- _PROBLEM TO WORK ON_
Write out the material exactly, without any of its pictures.

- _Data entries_
┄┄┄┄┄┄┄┄┄┄

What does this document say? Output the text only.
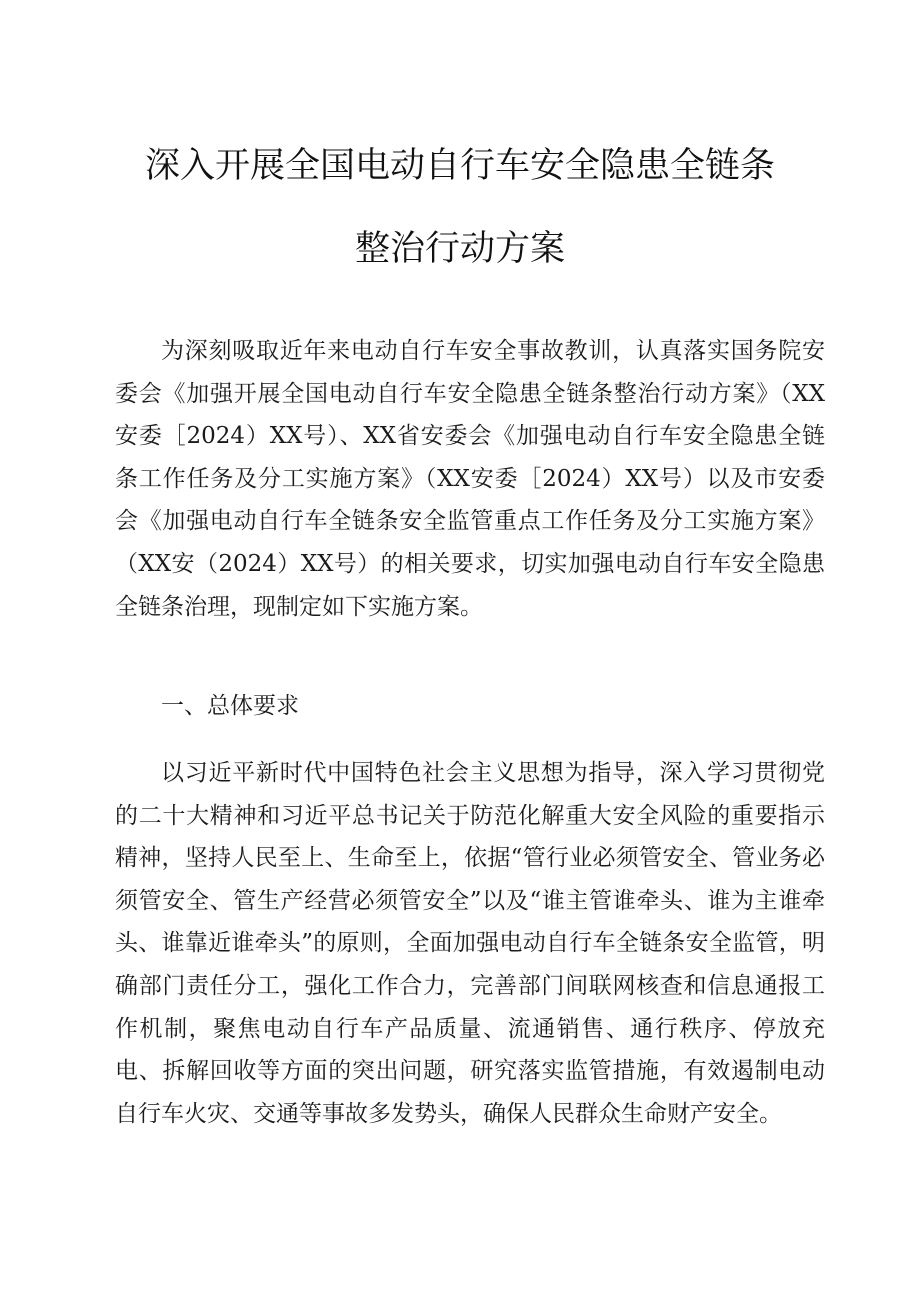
深入开展全国电动自行车安全隐患全链条
整治行动方案
为深刻吸取近年来电动自行车安全事故教训，认真落实国务院安委会《加强开展全国电动自行车安全隐患全链条整治行动方案》（XX安委［2024）XX号）、XX省安委会《加强电动自行车安全隐患全链条工作任务及分工实施方案》（XX安委［2024）XX号）以及市安委会《加强电动自行车全链条安全监管重点工作任务及分工实施方案》（XX安（2024）XX号）的相关要求，切实加强电动自行车安全隐患全链条治理，现制定如下实施方案。
一、总体要求
以习近平新时代中国特色社会主义思想为指导，深入学习贯彻党的二十大精神和习近平总书记关于防范化解重大安全风险的重要指示精神，坚持人民至上、生命至上，依据“管行业必须管安全、管业务必须管安全、管生产经营必须管安全”以及“谁主管谁牵头、谁为主谁牵头、谁靠近谁牵头”的原则，全面加强电动自行车全链条安全监管，明确部门责任分工，强化工作合力，完善部门间联网核查和信息通报工作机制，聚焦电动自行车产品质量、流通销售、通行秩序、停放充电、拆解回收等方面的突出问题，研究落实监管措施，有效遏制电动自行车火灾、交通等事故多发势头，确保人民群众生命财产安全。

┄┄┄┄┄┄┄┄┄┄

- _RESULT_
What does this document say? Output the text only.
深入开展全国电动自行车安全隐患全链条
整治行动方案
为深刻吸取近年来电动自行车安全事故教训，认真落实国务院安委会《加强开展全国电动自行车安全隐患全链条整治行动方案》（XX安委［2024）XX号）、XX省安委会《加强电动自行车安全隐患全链条工作任务及分工实施方案》（XX安委［2024）XX号）以及市安委会《加强电动自行车全链条安全监管重点工作任务及分工实施方案》（XX安（2024）XX号）的相关要求，切实加强电动自行车安全隐患全链条治理，现制定如下实施方案。
一、总体要求
以习近平新时代中国特色社会主义思想为指导，深入学习贯彻党的二十大精神和习近平总书记关于防范化解重大安全风险的重要指示精神，坚持人民至上、生命至上，依据“管行业必须管安全、管业务必须管安全、管生产经营必须管安全”以及“谁主管谁牵头、谁为主谁牵头、谁靠近谁牵头”的原则，全面加强电动自行车全链条安全监管，明确部门责任分工，强化工作合力，完善部门间联网核查和信息通报工作机制，聚焦电动自行车产品质量、流通销售、通行秩序、停放充电、拆解回收等方面的突出问题，研究落实监管措施，有效遏制电动自行车火灾、交通等事故多发势头，确保人民群众生命财产安全。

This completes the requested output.